TASK STATEMENT
Copy word for word the entries starting at the first line and ending at the line that contains "category-label: 75~79세 [387, 476, 447, 493]", with both of those lines included.

[Region boundary data]
↓
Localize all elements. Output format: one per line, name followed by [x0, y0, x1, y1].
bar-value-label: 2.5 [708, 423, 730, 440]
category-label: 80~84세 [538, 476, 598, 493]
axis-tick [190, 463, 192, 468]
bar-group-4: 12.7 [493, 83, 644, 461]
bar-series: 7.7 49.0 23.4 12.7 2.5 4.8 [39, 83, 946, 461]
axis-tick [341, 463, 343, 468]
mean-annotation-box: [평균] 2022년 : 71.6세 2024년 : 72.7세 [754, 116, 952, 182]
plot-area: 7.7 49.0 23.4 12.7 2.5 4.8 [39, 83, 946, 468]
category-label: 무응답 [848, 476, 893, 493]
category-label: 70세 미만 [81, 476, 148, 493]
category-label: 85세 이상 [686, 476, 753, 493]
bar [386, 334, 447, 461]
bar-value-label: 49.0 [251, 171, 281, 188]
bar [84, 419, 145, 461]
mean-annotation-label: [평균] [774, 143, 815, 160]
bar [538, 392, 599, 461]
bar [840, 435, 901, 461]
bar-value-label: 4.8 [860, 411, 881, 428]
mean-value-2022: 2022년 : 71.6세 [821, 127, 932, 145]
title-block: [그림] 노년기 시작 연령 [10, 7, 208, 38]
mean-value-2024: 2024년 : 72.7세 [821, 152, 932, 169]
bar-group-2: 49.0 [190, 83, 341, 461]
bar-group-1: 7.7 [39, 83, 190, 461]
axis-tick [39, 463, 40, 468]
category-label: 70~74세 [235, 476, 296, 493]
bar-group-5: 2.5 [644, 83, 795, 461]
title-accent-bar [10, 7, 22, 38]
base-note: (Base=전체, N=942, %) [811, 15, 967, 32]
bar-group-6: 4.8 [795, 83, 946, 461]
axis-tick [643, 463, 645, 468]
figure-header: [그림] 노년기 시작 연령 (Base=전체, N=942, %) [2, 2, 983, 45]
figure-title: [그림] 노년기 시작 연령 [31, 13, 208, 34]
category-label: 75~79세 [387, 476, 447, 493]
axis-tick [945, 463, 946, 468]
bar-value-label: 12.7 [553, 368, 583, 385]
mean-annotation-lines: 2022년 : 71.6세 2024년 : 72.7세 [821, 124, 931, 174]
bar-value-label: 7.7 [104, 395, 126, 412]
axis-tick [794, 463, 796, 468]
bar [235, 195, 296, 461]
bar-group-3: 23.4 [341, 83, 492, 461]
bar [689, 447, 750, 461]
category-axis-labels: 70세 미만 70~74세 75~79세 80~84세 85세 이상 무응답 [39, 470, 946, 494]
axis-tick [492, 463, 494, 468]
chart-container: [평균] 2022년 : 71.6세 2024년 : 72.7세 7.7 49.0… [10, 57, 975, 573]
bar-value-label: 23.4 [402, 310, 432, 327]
↑
TASK RESPONSE
Localize all elements. Output format: one per line, name followed by [x0, y0, x1, y1].
bar-value-label: 2.5 [708, 423, 730, 440]
category-label: 80~84세 [538, 476, 598, 493]
axis-tick [190, 463, 192, 468]
bar-group-4: 12.7 [493, 83, 644, 461]
bar-series: 7.7 49.0 23.4 12.7 2.5 4.8 [39, 83, 946, 461]
axis-tick [341, 463, 343, 468]
mean-annotation-box: [평균] 2022년 : 71.6세 2024년 : 72.7세 [754, 116, 952, 182]
plot-area: 7.7 49.0 23.4 12.7 2.5 4.8 [39, 83, 946, 468]
category-label: 무응답 [848, 476, 893, 493]
category-label: 70세 미만 [81, 476, 148, 493]
category-label: 85세 이상 [686, 476, 753, 493]
bar [386, 334, 447, 461]
bar-value-label: 49.0 [251, 171, 281, 188]
bar [84, 419, 145, 461]
mean-annotation-label: [평균] [774, 143, 815, 160]
bar [538, 392, 599, 461]
bar [840, 435, 901, 461]
bar-value-label: 4.8 [860, 411, 881, 428]
mean-value-2022: 2022년 : 71.6세 [821, 127, 932, 145]
title-block: [그림] 노년기 시작 연령 [10, 7, 208, 38]
mean-value-2024: 2024년 : 72.7세 [821, 152, 932, 169]
bar-group-2: 49.0 [190, 83, 341, 461]
bar-group-1: 7.7 [39, 83, 190, 461]
axis-tick [39, 463, 40, 468]
category-label: 70~74세 [235, 476, 296, 493]
bar-group-5: 2.5 [644, 83, 795, 461]
title-accent-bar [10, 7, 22, 38]
base-note: (Base=전체, N=942, %) [811, 15, 967, 32]
bar-group-6: 4.8 [795, 83, 946, 461]
axis-tick [643, 463, 645, 468]
figure-header: [그림] 노년기 시작 연령 (Base=전체, N=942, %) [2, 2, 983, 45]
figure-title: [그림] 노년기 시작 연령 [31, 13, 208, 34]
category-label: 75~79세 [387, 476, 447, 493]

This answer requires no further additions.